:: Task brief ::
Gather up every line that includes the string "level".
◇ ◇ ◇ ◇ ◇ ◇ ◇
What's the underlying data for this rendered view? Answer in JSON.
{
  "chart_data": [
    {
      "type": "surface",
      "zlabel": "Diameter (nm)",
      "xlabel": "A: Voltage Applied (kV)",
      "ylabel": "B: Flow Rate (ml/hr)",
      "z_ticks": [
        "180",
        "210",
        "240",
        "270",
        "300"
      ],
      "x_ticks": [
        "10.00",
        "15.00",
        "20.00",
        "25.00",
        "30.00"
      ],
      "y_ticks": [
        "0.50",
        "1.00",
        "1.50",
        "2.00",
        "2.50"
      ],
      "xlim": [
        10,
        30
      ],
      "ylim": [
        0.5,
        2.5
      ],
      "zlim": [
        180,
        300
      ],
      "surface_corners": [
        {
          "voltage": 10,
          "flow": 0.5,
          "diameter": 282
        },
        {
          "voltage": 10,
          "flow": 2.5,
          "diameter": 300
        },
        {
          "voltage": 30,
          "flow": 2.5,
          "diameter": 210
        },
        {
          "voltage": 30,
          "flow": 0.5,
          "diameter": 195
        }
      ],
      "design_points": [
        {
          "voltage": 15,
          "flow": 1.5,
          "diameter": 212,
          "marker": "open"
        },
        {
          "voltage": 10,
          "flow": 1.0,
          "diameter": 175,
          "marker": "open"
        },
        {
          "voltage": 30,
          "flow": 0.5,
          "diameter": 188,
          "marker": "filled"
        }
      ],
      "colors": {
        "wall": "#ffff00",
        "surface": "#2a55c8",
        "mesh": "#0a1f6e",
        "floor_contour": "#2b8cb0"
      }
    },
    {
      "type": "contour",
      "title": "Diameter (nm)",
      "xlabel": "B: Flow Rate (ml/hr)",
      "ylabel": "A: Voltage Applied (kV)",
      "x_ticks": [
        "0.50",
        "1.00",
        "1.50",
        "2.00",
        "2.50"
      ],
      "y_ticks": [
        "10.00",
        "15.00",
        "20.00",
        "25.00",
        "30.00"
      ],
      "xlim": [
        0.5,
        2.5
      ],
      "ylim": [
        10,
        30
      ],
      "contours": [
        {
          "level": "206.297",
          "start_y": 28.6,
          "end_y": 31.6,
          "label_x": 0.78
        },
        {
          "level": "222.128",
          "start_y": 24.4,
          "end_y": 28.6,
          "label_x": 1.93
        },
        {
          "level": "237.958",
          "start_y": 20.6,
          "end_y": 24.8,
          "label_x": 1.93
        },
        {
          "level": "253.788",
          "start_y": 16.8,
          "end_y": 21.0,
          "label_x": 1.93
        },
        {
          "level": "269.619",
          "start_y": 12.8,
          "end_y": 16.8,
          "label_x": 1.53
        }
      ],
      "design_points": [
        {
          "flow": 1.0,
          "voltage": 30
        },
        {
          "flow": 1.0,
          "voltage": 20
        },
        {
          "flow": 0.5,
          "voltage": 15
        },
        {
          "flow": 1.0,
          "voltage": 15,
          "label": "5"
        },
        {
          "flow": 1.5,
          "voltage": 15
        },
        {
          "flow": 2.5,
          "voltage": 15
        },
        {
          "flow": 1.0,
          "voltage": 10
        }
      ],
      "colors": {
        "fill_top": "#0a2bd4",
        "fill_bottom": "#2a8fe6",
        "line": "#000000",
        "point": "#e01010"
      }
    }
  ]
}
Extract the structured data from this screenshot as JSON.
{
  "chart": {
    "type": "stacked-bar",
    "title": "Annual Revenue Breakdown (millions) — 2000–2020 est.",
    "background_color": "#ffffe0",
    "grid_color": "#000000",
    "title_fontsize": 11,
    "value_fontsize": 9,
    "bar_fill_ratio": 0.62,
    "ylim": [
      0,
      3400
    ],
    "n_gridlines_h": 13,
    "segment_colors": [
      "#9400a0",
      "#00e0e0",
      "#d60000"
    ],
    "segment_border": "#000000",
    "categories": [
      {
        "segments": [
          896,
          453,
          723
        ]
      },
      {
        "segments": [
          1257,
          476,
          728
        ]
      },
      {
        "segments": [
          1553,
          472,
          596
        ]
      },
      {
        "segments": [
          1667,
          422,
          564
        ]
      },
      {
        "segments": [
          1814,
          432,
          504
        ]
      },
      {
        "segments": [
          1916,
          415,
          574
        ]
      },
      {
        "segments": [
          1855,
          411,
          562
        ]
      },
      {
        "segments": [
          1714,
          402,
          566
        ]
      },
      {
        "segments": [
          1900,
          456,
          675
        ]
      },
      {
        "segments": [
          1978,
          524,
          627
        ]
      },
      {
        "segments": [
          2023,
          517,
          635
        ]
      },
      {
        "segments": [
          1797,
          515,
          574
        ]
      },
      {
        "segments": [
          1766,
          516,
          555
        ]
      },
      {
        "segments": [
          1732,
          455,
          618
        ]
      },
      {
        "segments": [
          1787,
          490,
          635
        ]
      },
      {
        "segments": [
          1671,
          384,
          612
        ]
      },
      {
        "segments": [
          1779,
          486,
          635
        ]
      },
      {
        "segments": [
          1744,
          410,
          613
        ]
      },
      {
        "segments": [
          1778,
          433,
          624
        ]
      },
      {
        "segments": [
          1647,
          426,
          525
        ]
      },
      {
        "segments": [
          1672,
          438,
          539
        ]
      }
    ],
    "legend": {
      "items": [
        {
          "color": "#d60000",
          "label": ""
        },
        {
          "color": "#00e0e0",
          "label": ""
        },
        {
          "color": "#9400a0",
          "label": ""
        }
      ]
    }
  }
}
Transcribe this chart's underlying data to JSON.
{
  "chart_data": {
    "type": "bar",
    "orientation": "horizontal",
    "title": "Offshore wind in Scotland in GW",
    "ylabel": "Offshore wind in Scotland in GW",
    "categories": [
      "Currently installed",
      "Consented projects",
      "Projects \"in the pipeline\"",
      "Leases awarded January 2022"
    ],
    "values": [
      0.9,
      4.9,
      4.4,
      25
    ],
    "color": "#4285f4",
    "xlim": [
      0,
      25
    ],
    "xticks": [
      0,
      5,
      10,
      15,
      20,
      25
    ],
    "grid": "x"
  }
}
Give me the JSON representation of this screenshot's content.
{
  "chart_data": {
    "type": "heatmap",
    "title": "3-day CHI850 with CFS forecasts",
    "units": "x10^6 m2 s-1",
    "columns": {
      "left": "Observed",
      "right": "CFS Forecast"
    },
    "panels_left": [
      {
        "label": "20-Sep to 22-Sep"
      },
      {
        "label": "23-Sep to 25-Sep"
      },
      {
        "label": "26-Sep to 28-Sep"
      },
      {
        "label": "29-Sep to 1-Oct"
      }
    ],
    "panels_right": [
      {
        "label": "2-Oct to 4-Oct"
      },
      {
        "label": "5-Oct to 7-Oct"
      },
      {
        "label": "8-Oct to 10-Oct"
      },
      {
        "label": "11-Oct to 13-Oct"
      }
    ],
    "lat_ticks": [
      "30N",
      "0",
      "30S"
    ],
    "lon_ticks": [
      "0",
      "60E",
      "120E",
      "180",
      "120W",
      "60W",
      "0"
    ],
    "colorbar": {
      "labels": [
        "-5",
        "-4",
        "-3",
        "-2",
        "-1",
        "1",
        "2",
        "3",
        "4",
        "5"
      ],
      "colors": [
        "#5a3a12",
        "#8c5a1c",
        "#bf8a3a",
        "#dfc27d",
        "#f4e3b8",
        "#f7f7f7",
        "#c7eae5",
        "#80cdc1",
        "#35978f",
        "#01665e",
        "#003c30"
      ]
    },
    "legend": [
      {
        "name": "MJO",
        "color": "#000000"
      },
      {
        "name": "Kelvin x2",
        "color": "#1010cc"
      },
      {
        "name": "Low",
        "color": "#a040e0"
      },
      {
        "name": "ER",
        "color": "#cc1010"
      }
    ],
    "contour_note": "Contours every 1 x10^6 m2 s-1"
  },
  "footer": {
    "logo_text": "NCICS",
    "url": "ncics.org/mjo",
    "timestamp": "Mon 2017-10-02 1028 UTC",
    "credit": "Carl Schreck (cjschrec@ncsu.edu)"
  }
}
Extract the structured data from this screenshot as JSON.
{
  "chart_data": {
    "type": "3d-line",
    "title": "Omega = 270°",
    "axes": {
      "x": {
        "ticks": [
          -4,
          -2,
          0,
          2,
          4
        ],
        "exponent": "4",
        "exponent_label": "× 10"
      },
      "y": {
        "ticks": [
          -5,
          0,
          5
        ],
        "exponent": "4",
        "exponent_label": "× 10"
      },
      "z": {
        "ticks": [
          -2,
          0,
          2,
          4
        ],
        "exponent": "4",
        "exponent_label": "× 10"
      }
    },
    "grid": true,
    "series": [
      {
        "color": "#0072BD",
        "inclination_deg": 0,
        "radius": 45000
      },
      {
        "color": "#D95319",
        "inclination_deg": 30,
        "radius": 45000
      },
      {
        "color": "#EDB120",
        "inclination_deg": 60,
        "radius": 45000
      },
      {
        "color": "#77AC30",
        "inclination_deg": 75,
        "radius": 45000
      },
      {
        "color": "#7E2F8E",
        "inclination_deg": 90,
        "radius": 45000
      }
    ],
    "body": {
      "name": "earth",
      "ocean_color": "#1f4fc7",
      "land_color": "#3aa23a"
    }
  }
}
◇ ◇ ◇ ◇ ◇ ◇ ◇
:: Completed exercise ::
          "level": "206.297",
          "level": "222.128",
          "level": "237.958",
          "level": "253.788",
          "level": "269.619",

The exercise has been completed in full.